DOCUMENT SEGMENT:
Friedrich Dürrenmatt excelled in the mystery novel genre, intermingling morality and logic to the point of absurdity. He spun his plots using increasingly complex and confusing literary tactics, against a philosophical background.
One of Dürrenmatt’s earliest sources of income as a young writer were his detective novels The Judge and His Hangman (1951) and Suspicion (1952), which first appeared in serialized form in the Schweizerische Beobachter review. He gave his cancer-stricken Inspector Barlach of Bern the stature of a figure straight out of the Old Testament, while at the same time ironically calling that very stature into question. Today, many of his literary detective novels are required reading in German language classes.

DATA EXTRACT:
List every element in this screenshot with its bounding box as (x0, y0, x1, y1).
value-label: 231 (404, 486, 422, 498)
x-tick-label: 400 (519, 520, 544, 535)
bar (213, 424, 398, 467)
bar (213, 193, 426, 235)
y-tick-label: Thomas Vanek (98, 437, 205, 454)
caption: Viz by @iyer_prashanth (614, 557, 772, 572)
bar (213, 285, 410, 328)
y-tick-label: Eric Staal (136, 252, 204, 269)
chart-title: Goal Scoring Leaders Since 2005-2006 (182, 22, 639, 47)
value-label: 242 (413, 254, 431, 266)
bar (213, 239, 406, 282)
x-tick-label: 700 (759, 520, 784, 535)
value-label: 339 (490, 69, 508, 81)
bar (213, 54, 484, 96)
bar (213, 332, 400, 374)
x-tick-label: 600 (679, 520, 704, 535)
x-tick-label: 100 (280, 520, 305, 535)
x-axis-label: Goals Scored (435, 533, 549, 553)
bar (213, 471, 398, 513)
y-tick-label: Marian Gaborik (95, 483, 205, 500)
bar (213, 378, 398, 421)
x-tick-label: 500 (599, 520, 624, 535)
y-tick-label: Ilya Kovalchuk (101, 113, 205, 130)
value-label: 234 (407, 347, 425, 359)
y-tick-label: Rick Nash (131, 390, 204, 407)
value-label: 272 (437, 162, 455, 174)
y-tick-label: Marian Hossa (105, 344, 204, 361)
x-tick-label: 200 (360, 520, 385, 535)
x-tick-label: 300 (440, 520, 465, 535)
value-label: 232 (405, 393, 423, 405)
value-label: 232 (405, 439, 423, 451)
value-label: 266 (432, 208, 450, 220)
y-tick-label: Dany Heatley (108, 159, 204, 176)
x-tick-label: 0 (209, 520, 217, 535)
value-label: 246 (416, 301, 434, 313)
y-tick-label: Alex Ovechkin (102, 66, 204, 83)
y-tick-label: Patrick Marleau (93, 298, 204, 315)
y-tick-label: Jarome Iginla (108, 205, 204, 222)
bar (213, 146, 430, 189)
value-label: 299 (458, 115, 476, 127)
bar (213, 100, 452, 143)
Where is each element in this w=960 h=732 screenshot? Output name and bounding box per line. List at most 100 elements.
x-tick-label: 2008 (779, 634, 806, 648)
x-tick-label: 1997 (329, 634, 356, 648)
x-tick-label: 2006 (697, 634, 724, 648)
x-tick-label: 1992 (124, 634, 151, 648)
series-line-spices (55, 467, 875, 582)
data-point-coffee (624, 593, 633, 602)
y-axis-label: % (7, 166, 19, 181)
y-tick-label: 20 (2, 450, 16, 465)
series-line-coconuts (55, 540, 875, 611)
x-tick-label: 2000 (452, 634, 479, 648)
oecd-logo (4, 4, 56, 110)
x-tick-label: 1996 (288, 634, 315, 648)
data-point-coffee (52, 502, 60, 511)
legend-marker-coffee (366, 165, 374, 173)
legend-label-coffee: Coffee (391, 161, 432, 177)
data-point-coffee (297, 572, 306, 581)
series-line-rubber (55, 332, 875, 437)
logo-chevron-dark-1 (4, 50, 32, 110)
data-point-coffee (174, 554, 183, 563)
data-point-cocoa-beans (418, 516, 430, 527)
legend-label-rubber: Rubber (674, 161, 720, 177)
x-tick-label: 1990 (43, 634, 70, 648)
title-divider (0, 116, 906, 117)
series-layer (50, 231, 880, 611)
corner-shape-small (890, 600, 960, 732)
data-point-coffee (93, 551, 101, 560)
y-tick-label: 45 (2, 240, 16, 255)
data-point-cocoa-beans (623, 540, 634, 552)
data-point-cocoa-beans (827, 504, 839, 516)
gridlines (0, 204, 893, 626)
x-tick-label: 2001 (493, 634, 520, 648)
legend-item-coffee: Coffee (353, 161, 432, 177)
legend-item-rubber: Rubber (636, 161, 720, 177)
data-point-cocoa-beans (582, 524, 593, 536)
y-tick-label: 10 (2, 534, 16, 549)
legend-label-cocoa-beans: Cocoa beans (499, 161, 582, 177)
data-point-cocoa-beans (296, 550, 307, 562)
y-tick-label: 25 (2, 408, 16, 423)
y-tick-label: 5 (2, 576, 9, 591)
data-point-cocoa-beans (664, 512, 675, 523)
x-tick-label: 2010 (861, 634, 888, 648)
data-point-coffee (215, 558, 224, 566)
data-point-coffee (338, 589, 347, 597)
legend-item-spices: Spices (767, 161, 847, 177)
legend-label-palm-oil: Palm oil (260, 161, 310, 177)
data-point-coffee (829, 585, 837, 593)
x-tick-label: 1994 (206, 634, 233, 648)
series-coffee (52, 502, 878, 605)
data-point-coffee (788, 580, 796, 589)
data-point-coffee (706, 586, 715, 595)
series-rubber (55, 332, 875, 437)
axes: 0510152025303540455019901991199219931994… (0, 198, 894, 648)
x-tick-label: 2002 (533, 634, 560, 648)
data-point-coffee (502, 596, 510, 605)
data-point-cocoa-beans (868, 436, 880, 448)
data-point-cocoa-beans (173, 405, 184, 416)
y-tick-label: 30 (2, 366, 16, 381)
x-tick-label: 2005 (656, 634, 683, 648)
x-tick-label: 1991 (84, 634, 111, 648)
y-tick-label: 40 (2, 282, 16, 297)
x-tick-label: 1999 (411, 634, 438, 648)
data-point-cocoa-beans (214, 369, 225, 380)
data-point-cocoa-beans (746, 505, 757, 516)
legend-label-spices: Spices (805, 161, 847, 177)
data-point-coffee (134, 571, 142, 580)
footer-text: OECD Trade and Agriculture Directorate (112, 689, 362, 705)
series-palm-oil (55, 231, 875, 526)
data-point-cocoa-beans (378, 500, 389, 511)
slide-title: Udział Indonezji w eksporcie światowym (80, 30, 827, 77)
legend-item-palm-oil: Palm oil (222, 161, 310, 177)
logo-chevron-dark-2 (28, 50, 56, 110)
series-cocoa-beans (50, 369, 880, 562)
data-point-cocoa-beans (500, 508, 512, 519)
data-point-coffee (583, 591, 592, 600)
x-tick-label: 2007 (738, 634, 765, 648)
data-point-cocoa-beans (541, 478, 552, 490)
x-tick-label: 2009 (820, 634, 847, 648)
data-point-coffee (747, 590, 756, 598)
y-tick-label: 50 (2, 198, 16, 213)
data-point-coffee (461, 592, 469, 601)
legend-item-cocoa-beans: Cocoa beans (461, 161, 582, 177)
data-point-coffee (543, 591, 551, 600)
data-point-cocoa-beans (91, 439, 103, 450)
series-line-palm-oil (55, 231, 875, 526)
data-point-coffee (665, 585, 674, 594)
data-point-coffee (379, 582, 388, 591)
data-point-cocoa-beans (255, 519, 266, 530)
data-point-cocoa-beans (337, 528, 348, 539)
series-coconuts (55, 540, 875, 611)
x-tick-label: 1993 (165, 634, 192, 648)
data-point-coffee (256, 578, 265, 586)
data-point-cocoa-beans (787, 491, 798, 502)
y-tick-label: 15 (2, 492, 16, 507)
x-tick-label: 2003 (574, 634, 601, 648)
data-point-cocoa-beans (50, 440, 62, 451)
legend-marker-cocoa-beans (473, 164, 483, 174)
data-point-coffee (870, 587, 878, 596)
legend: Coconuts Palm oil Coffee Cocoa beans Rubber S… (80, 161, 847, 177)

CHECK YOUR UNDERSTANDING:
A) From the passage on Dürrenmatt's detective fiction, list every title of a work he wrote and of the periodical that first published them.
B) Pick up the passage on Dürrenmatt's detective fiction after its final sentence and write the next part.

REPLIES:
A)
- The Judge and His Hangman
- Suspicion
- Schweizerische Beobachter

B)
Film projects lie at the root of three further books in this vein: The Pledge (1958, subtitled “Requiem for the Detective Novel”); The Execution of Justice (begun in 1959/60 and completed in 1985); and The Assignment (1986). In all three, the author’s characteristic intermingling of morality and logic is carried out to the point of absurdity. By the same token, his novels always provide philosophical outlooks on the relationship between law and morality, the origin of evil and the possibility of knowledge.
The last of this genre of novels, Valley of Confusion (1989), skillfully and confusingly interweaves theological, cosmological and mythical motifs into a satirical gangster tale located in an Alpine spa town.